┏━━

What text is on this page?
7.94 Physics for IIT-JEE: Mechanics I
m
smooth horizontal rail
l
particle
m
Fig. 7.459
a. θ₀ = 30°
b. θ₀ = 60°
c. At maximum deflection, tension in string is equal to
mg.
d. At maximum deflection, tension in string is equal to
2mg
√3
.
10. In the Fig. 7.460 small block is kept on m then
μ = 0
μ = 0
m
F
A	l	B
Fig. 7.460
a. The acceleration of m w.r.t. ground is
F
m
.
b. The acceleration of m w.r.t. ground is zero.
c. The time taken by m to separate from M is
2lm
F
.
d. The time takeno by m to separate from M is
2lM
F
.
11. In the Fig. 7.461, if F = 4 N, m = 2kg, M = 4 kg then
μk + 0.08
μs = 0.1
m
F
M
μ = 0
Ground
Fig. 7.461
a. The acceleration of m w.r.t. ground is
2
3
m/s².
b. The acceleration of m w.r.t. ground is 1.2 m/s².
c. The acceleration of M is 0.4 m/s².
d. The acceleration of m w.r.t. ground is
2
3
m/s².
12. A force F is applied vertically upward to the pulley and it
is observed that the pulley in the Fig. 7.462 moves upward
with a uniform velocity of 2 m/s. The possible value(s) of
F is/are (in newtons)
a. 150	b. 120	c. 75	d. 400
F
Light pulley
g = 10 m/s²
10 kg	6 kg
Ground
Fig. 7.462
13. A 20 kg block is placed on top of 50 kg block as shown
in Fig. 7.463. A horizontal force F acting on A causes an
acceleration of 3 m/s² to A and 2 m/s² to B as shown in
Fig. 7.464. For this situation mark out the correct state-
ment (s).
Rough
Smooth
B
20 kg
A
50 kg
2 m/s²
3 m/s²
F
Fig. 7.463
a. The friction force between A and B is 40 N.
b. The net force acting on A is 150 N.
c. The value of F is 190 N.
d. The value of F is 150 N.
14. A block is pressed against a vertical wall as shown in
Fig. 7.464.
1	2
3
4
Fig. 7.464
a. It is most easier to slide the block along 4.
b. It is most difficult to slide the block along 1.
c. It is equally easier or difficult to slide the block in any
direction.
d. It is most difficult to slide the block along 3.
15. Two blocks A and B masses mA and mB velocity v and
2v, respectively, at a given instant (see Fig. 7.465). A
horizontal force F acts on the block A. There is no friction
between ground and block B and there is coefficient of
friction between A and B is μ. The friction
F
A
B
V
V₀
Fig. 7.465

┗━━

WORK INSTRUCTIONS:
Search the preceding listing for "acting" and extract every line where it is found.

ANSWER:
in Fig. 7.463. A horizontal force F acting on A causes an
b. The net force acting on A is 150 N.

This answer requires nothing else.